> **Task prompt**
Below is a block of data; give all of it again word for word.
-- Start --
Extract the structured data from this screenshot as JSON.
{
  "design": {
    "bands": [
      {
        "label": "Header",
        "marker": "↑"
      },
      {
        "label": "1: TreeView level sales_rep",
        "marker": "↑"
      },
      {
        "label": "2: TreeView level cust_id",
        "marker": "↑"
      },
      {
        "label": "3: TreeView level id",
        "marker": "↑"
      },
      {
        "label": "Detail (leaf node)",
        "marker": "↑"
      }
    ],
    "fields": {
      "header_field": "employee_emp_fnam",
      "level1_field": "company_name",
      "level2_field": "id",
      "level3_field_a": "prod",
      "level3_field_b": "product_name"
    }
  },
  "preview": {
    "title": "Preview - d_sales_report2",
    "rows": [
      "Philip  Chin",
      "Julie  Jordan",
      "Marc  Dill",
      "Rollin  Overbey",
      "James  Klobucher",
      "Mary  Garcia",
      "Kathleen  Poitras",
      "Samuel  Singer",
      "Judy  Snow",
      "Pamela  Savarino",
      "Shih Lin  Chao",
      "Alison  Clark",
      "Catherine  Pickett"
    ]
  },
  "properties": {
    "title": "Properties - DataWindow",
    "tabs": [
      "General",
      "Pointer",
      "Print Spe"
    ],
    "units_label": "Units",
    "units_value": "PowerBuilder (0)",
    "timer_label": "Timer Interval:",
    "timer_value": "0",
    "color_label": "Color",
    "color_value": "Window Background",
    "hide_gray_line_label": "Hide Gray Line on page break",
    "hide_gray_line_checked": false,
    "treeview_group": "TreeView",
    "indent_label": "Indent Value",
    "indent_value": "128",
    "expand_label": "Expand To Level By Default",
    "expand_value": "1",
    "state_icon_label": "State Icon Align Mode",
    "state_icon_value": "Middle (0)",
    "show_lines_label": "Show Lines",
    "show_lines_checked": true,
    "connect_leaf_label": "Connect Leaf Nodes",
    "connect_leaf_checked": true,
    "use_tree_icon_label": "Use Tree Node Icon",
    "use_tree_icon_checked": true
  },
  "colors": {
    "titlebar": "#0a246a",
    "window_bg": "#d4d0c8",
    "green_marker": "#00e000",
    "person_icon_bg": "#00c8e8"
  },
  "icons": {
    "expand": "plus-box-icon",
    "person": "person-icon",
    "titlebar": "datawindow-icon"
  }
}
-- End --
> **Final result**
Extract the structured data from this screenshot as JSON.
{
  "design": {
    "bands": [
      {
        "label": "Header",
        "marker": "↑"
      },
      {
        "label": "1: TreeView level sales_rep",
        "marker": "↑"
      },
      {
        "label": "2: TreeView level cust_id",
        "marker": "↑"
      },
      {
        "label": "3: TreeView level id",
        "marker": "↑"
      },
      {
        "label": "Detail (leaf node)",
        "marker": "↑"
      }
    ],
    "fields": {
      "header_field": "employee_emp_fnam",
      "level1_field": "company_name",
      "level2_field": "id",
      "level3_field_a": "prod",
      "level3_field_b": "product_name"
    }
  },
  "preview": {
    "title": "Preview - d_sales_report2",
    "rows": [
      "Philip  Chin",
      "Julie  Jordan",
      "Marc  Dill",
      "Rollin  Overbey",
      "James  Klobucher",
      "Mary  Garcia",
      "Kathleen  Poitras",
      "Samuel  Singer",
      "Judy  Snow",
      "Pamela  Savarino",
      "Shih Lin  Chao",
      "Alison  Clark",
      "Catherine  Pickett"
    ]
  },
  "properties": {
    "title": "Properties - DataWindow",
    "tabs": [
      "General",
      "Pointer",
      "Print Spe"
    ],
    "units_label": "Units",
    "units_value": "PowerBuilder (0)",
    "timer_label": "Timer Interval:",
    "timer_value": "0",
    "color_label": "Color",
    "color_value": "Window Background",
    "hide_gray_line_label": "Hide Gray Line on page break",
    "hide_gray_line_checked": false,
    "treeview_group": "TreeView",
    "indent_label": "Indent Value",
    "indent_value": "128",
    "expand_label": "Expand To Level By Default",
    "expand_value": "1",
    "state_icon_label": "State Icon Align Mode",
    "state_icon_value": "Middle (0)",
    "show_lines_label": "Show Lines",
    "show_lines_checked": true,
    "connect_leaf_label": "Connect Leaf Nodes",
    "connect_leaf_checked": true,
    "use_tree_icon_label": "Use Tree Node Icon",
    "use_tree_icon_checked": true
  },
  "colors": {
    "titlebar": "#0a246a",
    "window_bg": "#d4d0c8",
    "green_marker": "#00e000",
    "person_icon_bg": "#00c8e8"
  },
  "icons": {
    "expand": "plus-box-icon",
    "person": "person-icon",
    "titlebar": "datawindow-icon"
  }
}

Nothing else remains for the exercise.